### TASK SET
a) In the Nikon D5 review, what video capability is the D5 the first flagship FX Nikon camera to include?
b) Carry on the Nikon D5 review from the point where it stops.

### EXTRACT TO READ
— START —

Nikon D5 Review: Field Test -- Gallery Image
400mm eq. (Nikon 400mm f/2.8G IF-ED AF-S VR), f/4, 1/400s, ISO 280.
This image has been modified. Click for full-size image.

Introduction

In the first part of my field test for the Nikon D5, I discussed the camera body's design as well as autofocus and high-speed performance. In this second installment, I will be covering the new image sensor, overall user experience, low light performance and video before giving a final wrap-up of my experiences with the Nikon D5.

While the D5 is very impressive for fast-paced continuous shooting, it is also very good for slower-paced work and is excellent for low light photography. It is also the first flagship FX Nikon camera to include 4K UHD video recording.

Nikon D5 Review: Field Test -- Gallery Image
20mm eq. (Nikon 20mm f/1.8G ED AF-S), f/11, 8s, ISO 100, -0.67 EV.
This image has been modified. Click for full-size image.

— END —

### DATA SHOWN

— START —

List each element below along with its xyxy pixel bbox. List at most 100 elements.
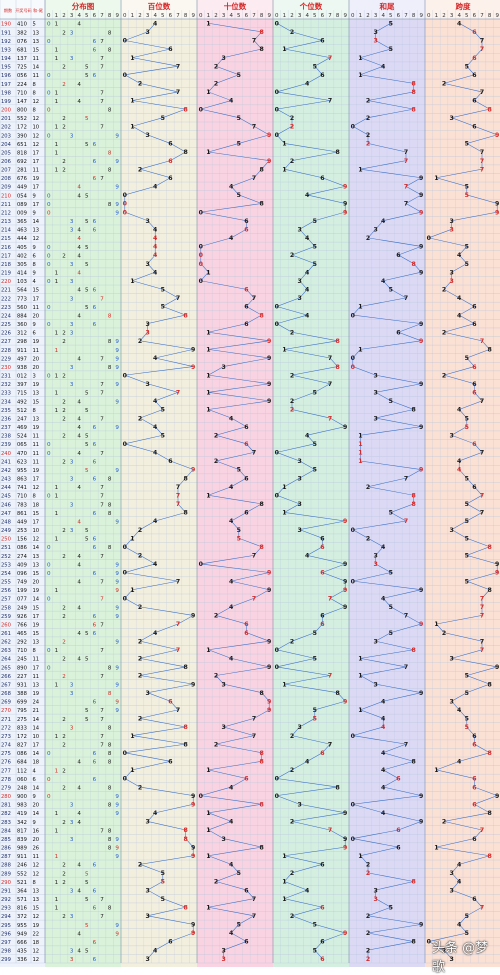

— END —

### TASK-BY-TASK RESULTS
a) 4K UHD video recording.

b)
Nikon D5's 20.8-megapixel sensor delivers good results

The Nikon D5 comes equipped with a new 20.8-megapixel full-frame CMOS sensor, which was developed in-house by Nikon and is designed for capturing images with better quality at higher ISOs. This engineering for higher ISOs comes at a slight cost to dynamic range at lower ISOs, though. With that said, it still does have a very respectable dynamic range of 12.3 EVs, according to DxO Mark's review. At the begining of the ISO range, the D5's dynamic range starts at a lower level than other full-frame cameras, but it also stays higher for longer as ISO is increased. At higher ISOs, from roughly ISO 1600 onward, the D5's dynamic range surpasses that of the earlier D4S and D3S.

With four more megapixels than its predecessor, the D4S, the Nikon D5 doesn't experience a massive leap in resolution, but it still captures sharp, detailed image files. If maximum resolution is needed, a camera like the 36MP D810 is perhaps more appropriate, but overall, D5's sensor offers impressive image quality.

Nikon D5 Review: Field Test -- Gallery Image
24mm eq. (Nikon 24-70mm f/2.8E ED VR AF-S), f/8, 1/50s, ISO 100.
Click for full-size image.

D5's strong metering contributes to an excellent user experience

With excellent ergonomics, the D5 certainly feels nice in the hands. It has the features and performance to follow that up with a great overall user experience as well.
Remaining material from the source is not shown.